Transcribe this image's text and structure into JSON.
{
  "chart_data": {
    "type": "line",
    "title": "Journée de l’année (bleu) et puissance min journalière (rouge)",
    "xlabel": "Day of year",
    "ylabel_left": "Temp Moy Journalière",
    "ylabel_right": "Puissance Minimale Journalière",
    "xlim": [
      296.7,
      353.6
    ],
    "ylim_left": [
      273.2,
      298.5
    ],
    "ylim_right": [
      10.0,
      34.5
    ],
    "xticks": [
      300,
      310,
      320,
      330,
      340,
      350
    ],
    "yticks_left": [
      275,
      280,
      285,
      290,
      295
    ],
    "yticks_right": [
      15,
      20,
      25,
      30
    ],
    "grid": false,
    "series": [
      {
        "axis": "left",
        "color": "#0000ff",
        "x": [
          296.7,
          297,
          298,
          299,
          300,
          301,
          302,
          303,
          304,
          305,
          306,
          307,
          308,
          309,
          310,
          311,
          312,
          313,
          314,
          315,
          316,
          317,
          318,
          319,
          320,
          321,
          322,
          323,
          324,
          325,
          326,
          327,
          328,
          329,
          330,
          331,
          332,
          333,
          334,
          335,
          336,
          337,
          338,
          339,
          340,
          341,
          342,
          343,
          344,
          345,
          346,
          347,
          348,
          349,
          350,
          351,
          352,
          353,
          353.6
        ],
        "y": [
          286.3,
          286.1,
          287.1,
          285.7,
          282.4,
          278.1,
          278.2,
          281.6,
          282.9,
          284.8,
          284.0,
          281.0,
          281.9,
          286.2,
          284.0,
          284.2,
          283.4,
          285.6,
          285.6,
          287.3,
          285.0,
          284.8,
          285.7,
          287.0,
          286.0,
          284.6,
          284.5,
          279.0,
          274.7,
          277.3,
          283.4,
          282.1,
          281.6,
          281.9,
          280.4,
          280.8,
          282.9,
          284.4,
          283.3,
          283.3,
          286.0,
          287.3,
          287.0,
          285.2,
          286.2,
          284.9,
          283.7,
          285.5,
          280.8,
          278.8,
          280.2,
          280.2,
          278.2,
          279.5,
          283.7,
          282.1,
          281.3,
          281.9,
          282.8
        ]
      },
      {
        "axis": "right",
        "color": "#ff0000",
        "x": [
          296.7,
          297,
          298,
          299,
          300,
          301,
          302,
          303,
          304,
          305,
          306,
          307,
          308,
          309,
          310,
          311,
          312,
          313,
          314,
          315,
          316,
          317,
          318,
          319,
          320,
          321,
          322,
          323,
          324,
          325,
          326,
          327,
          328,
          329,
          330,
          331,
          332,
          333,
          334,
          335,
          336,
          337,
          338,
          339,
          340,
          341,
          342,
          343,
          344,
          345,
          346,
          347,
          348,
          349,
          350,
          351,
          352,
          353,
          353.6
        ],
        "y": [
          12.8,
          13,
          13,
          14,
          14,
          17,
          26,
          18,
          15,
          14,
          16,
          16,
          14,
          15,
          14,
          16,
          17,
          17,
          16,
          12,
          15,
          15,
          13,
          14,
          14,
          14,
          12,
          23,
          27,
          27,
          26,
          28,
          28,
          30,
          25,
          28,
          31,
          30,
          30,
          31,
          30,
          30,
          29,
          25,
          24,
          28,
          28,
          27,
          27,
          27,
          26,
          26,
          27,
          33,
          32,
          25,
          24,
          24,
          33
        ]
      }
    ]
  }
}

*What is expected:*
Restate each record exactly as written.

*Result:*
Transcribe this image's text and structure into JSON.
{
  "chart_data": {
    "type": "line",
    "title": "Journée de l’année (bleu) et puissance min journalière (rouge)",
    "xlabel": "Day of year",
    "ylabel_left": "Temp Moy Journalière",
    "ylabel_right": "Puissance Minimale Journalière",
    "xlim": [
      296.7,
      353.6
    ],
    "ylim_left": [
      273.2,
      298.5
    ],
    "ylim_right": [
      10.0,
      34.5
    ],
    "xticks": [
      300,
      310,
      320,
      330,
      340,
      350
    ],
    "yticks_left": [
      275,
      280,
      285,
      290,
      295
    ],
    "yticks_right": [
      15,
      20,
      25,
      30
    ],
    "grid": false,
    "series": [
      {
        "axis": "left",
        "color": "#0000ff",
        "x": [
          296.7,
          297,
          298,
          299,
          300,
          301,
          302,
          303,
          304,
          305,
          306,
          307,
          308,
          309,
          310,
          311,
          312,
          313,
          314,
          315,
          316,
          317,
          318,
          319,
          320,
          321,
          322,
          323,
          324,
          325,
          326,
          327,
          328,
          329,
          330,
          331,
          332,
          333,
          334,
          335,
          336,
          337,
          338,
          339,
          340,
          341,
          342,
          343,
          344,
          345,
          346,
          347,
          348,
          349,
          350,
          351,
          352,
          353,
          353.6
        ],
        "y": [
          286.3,
          286.1,
          287.1,
          285.7,
          282.4,
          278.1,
          278.2,
          281.6,
          282.9,
          284.8,
          284.0,
          281.0,
          281.9,
          286.2,
          284.0,
          284.2,
          283.4,
          285.6,
          285.6,
          287.3,
          285.0,
          284.8,
          285.7,
          287.0,
          286.0,
          284.6,
          284.5,
          279.0,
          274.7,
          277.3,
          283.4,
          282.1,
          281.6,
          281.9,
          280.4,
          280.8,
          282.9,
          284.4,
          283.3,
          283.3,
          286.0,
          287.3,
          287.0,
          285.2,
          286.2,
          284.9,
          283.7,
          285.5,
          280.8,
          278.8,
          280.2,
          280.2,
          278.2,
          279.5,
          283.7,
          282.1,
          281.3,
          281.9,
          282.8
        ]
      },
      {
        "axis": "right",
        "color": "#ff0000",
        "x": [
          296.7,
          297,
          298,
          299,
          300,
          301,
          302,
          303,
          304,
          305,
          306,
          307,
          308,
          309,
          310,
          311,
          312,
          313,
          314,
          315,
          316,
          317,
          318,
          319,
          320,
          321,
          322,
          323,
          324,
          325,
          326,
          327,
          328,
          329,
          330,
          331,
          332,
          333,
          334,
          335,
          336,
          337,
          338,
          339,
          340,
          341,
          342,
          343,
          344,
          345,
          346,
          347,
          348,
          349,
          350,
          351,
          352,
          353,
          353.6
        ],
        "y": [
          12.8,
          13,
          13,
          14,
          14,
          17,
          26,
          18,
          15,
          14,
          16,
          16,
          14,
          15,
          14,
          16,
          17,
          17,
          16,
          12,
          15,
          15,
          13,
          14,
          14,
          14,
          12,
          23,
          27,
          27,
          26,
          28,
          28,
          30,
          25,
          28,
          31,
          30,
          30,
          31,
          30,
          30,
          29,
          25,
          24,
          28,
          28,
          27,
          27,
          27,
          26,
          26,
          27,
          33,
          32,
          25,
          24,
          24,
          33
        ]
      }
    ]
  }
}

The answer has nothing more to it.